### DO THIS
Skip all pictures, then print the remaining material exactly.

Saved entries
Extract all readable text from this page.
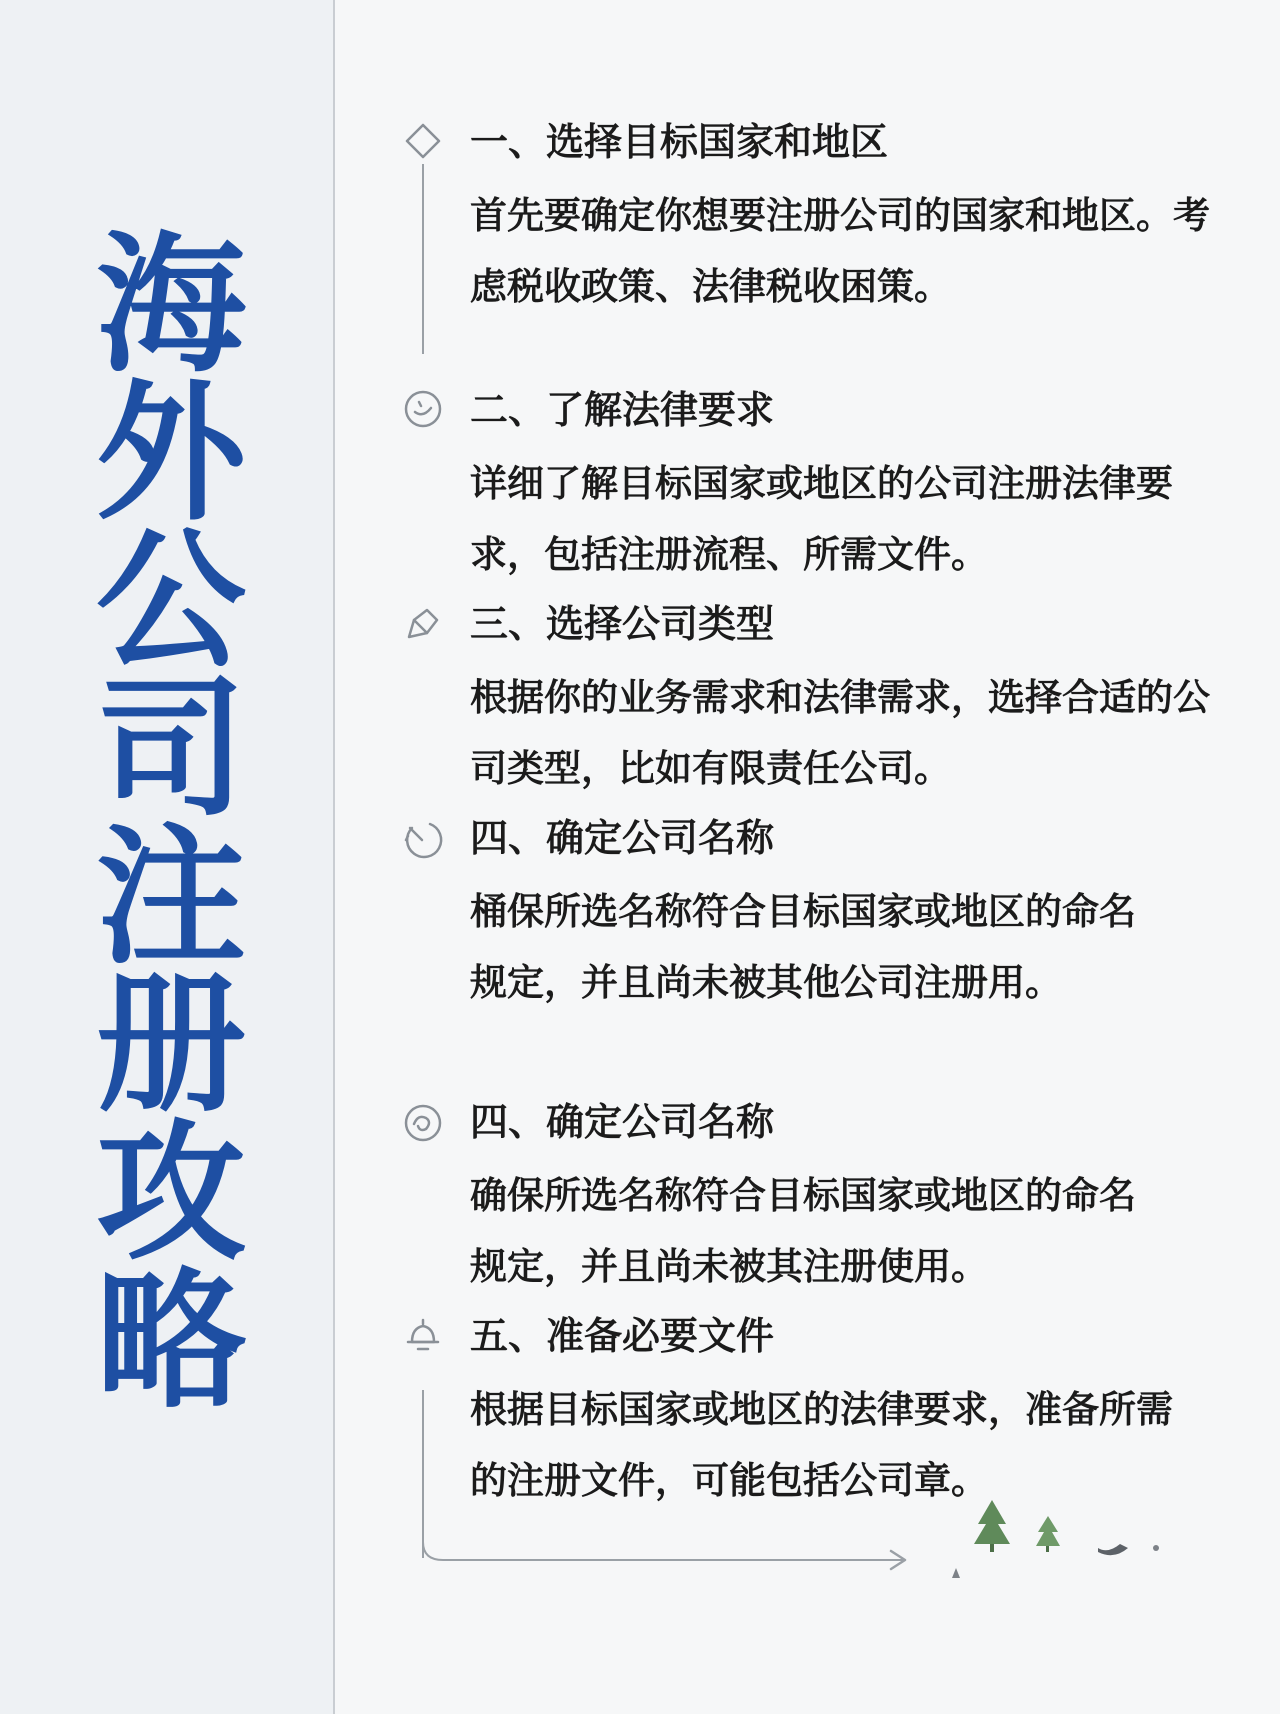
海
外
公
司
注
册
攻
略
一、选择目标国家和地区
首先要确定你想要注册公司的国家和地区。考虑税收政策、法律税收困策。
二、了解法律要求
详细了解目标国家或地区的公司注册法律要求，包括注册流程、所需文件。
三、选择公司类型
根据你的业务需求和法律需求，选择合适的公司类型，比如有限责任公司。
四、确定公司名称
桶保所选名称符合目标国家或地区的命名规定，并且尚未被其他公司注册用。
四、确定公司名称
确保所选名称符合目标国家或地区的命名规定，并且尚未被其注册使用。
五、准备必要文件
根据目标国家或地区的法律要求，准备所需的注册文件，可能包括公司章。
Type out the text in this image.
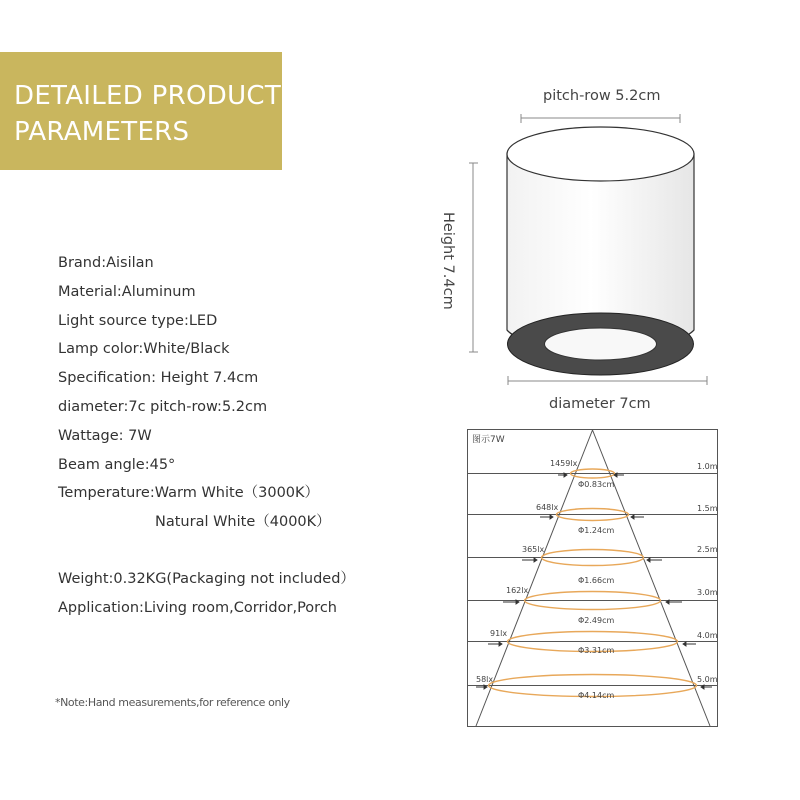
DETAILED PRODUCT
PARAMETERS
Brand:Aisilan
Material:Aluminum
Light source type:LED
Lamp color:White/Black
Specification: Height 7.4cm
diameter:7c pitch-row:5.2cm
Wattage: 7W
Beam angle:45°
Temperature:Warm White（3000K）
Natural White（4000K）
Weight:0.32KG(Packaging not included）
Application:Living room,Corridor,Porch
*Note:Hand measurements,for reference only
pitch-row 5.2cm
Height 7.4cm
diameter 7cm
图示7W
1459lx
Φ0.83cm
1.0m
648lx
Φ1.24cm
1.5m
365lx
Φ1.66cm
2.5m
162lx
Φ2.49cm
3.0m
91lx
Φ3.31cm
4.0m
58lx
Φ4.14cm
5.0m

### RESULT OF THE TASK
Extract all readable text from this page.
海
外
公
司
注
册
攻
略
一、选择目标国家和地区
首先要确定你想要注册公司的国家和地区。考虑税收政策、法律税收困策。
二、了解法律要求
详细了解目标国家或地区的公司注册法律要求，包括注册流程、所需文件。
三、选择公司类型
根据你的业务需求和法律需求，选择合适的公司类型，比如有限责任公司。
四、确定公司名称
桶保所选名称符合目标国家或地区的命名规定，并且尚未被其他公司注册用。
四、确定公司名称
确保所选名称符合目标国家或地区的命名规定，并且尚未被其注册使用。
五、准备必要文件
根据目标国家或地区的法律要求，准备所需的注册文件，可能包括公司章。
Type out the text in this image.
DETAILED PRODUCT
PARAMETERS
Brand:Aisilan
Material:Aluminum
Light source type:LED
Lamp color:White/Black
Specification: Height 7.4cm
diameter:7c pitch-row:5.2cm
Wattage: 7W
Beam angle:45°
Temperature:Warm White（3000K）
Natural White（4000K）
Weight:0.32KG(Packaging not included）
Application:Living room,Corridor,Porch
*Note:Hand measurements,for reference only
pitch-row 5.2cm
Height 7.4cm
diameter 7cm
图示7W
1459lx
Φ0.83cm
1.0m
648lx
Φ1.24cm
1.5m
365lx
Φ1.66cm
2.5m
162lx
Φ2.49cm
3.0m
91lx
Φ3.31cm
4.0m
58lx
Φ4.14cm
5.0m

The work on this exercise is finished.